▶ **Goal**
Repeat the listing exactly as given, omitting every image.

▶ **Given records**
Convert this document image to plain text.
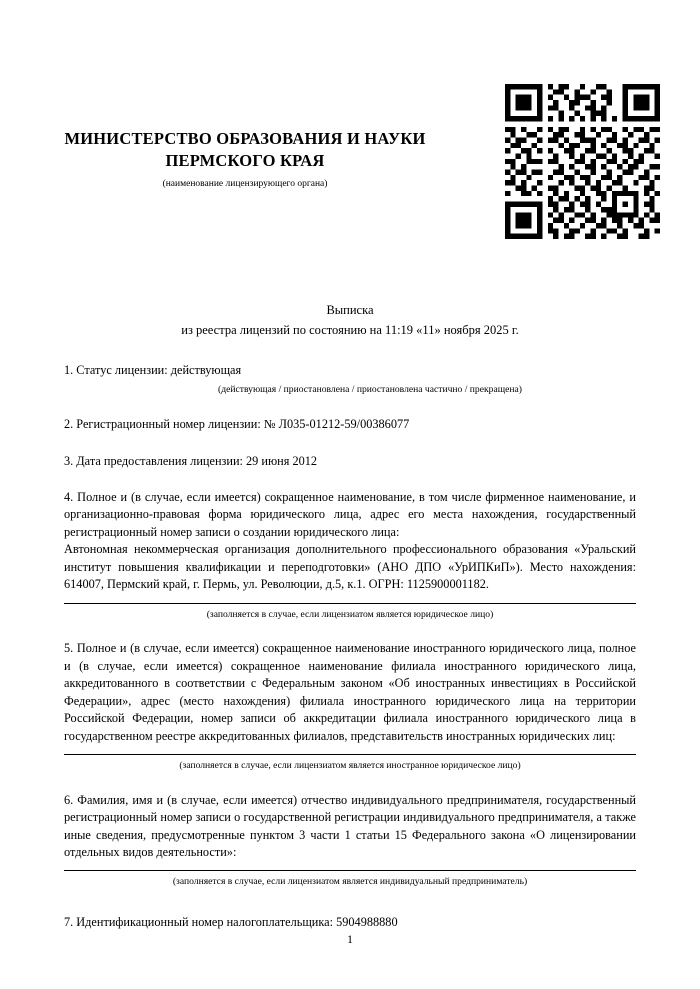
МИНИСТЕРСТВО ОБРАЗОВАНИЯ И НАУКИ
ПЕРМСКОГО КРАЯ
(наименование лицензирующего органа)
Выписка
из реестра лицензий по состоянию на 11:19 «11» ноября 2025 г.

1. Статус лицензии: действующая

(действующая / приостановлена / приостановлена частично / прекращена)

2. Регистрационный номер лицензии: № Л035-01212-59/00386077

3. Дата предоставления лицензии: 29 июня 2012

4. Полное и (в случае, если имеется) сокращенное наименование, в том числе фирменное наименование, и организационно-правовая форма юридического лица, адрес его места нахождения, государственный регистрационный номер записи о создании юридического лица:

Автономная некоммерческая организация дополнительного профессионального образования «Уральский институт повышения квалификации и переподготовки» (АНО ДПО «УрИПКиП»). Место нахождения: 614007, Пермский край, г. Пермь, ул. Революции, д.5, к.1. ОГРН: 1125900001182.

(заполняется в случае, если лицензиатом является юридическое лицо)

5. Полное и (в случае, если имеется) сокращенное наименование иностранного юридического лица, полное и (в случае, если имеется) сокращенное наименование филиала иностранного юридического лица, аккредитованного в соответствии с Федеральным законом «Об иностранных инвестициях в Российской Федерации», адрес (место нахождения) филиала иностранного юридического лица на территории Российской Федерации, номер записи об аккредитации филиала иностранного юридического лица в государственном реестре аккредитованных филиалов, представительств иностранных юридических лиц:

(заполняется в случае, если лицензиатом является иностранное юридическое лицо)

6. Фамилия, имя и (в случае, если имеется) отчество индивидуального предпринимателя, государственный регистрационный номер записи о государственной регистрации индивидуального предпринимателя, а также иные сведения, предусмотренные пунктом 3 части 1 статьи 15 Федерального закона «О лицензировании отдельных видов деятельности»:

(заполняется в случае, если лицензиатом является индивидуальный предприниматель)

7. Идентификационный номер налогоплательщика: 5904988880

1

▶ **Expected answer**
Convert this document image to plain text.
МИНИСТЕРСТВО ОБРАЗОВАНИЯ И НАУКИ
ПЕРМСКОГО КРАЯ
(наименование лицензирующего органа)
Выписка
из реестра лицензий по состоянию на 11:19 «11» ноября 2025 г.

1. Статус лицензии: действующая

(действующая / приостановлена / приостановлена частично / прекращена)

2. Регистрационный номер лицензии: № Л035-01212-59/00386077

3. Дата предоставления лицензии: 29 июня 2012

4. Полное и (в случае, если имеется) сокращенное наименование, в том числе фирменное наименование, и организационно-правовая форма юридического лица, адрес его места нахождения, государственный регистрационный номер записи о создании юридического лица:

Автономная некоммерческая организация дополнительного профессионального образования «Уральский институт повышения квалификации и переподготовки» (АНО ДПО «УрИПКиП»). Место нахождения: 614007, Пермский край, г. Пермь, ул. Революции, д.5, к.1. ОГРН: 1125900001182.

(заполняется в случае, если лицензиатом является юридическое лицо)

5. Полное и (в случае, если имеется) сокращенное наименование иностранного юридического лица, полное и (в случае, если имеется) сокращенное наименование филиала иностранного юридического лица, аккредитованного в соответствии с Федеральным законом «Об иностранных инвестициях в Российской Федерации», адрес (место нахождения) филиала иностранного юридического лица на территории Российской Федерации, номер записи об аккредитации филиала иностранного юридического лица в государственном реестре аккредитованных филиалов, представительств иностранных юридических лиц:

(заполняется в случае, если лицензиатом является иностранное юридическое лицо)

6. Фамилия, имя и (в случае, если имеется) отчество индивидуального предпринимателя, государственный регистрационный номер записи о государственной регистрации индивидуального предпринимателя, а также иные сведения, предусмотренные пунктом 3 части 1 статьи 15 Федерального закона «О лицензировании отдельных видов деятельности»:

(заполняется в случае, если лицензиатом является индивидуальный предприниматель)

7. Идентификационный номер налогоплательщика: 5904988880

1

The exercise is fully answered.